Single out the lines of the material that contain "GAZA" and copy them.

Data listing

****************************************

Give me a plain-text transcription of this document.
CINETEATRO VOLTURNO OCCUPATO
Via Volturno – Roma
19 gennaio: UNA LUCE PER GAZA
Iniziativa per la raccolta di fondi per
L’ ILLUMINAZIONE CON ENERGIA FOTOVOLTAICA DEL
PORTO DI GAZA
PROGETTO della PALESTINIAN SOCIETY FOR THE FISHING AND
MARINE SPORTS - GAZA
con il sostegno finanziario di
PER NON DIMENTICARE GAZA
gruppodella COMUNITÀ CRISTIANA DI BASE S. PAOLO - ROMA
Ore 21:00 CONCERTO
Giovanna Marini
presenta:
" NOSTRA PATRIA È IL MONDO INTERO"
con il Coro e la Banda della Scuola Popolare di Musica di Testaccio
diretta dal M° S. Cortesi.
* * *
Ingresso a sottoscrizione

****************************************

SOLUTION BELOW:
19 gennaio: UNA LUCE PER GAZA
PORTO DI GAZA
MARINE SPORTS - GAZA
PER NON DIMENTICARE GAZA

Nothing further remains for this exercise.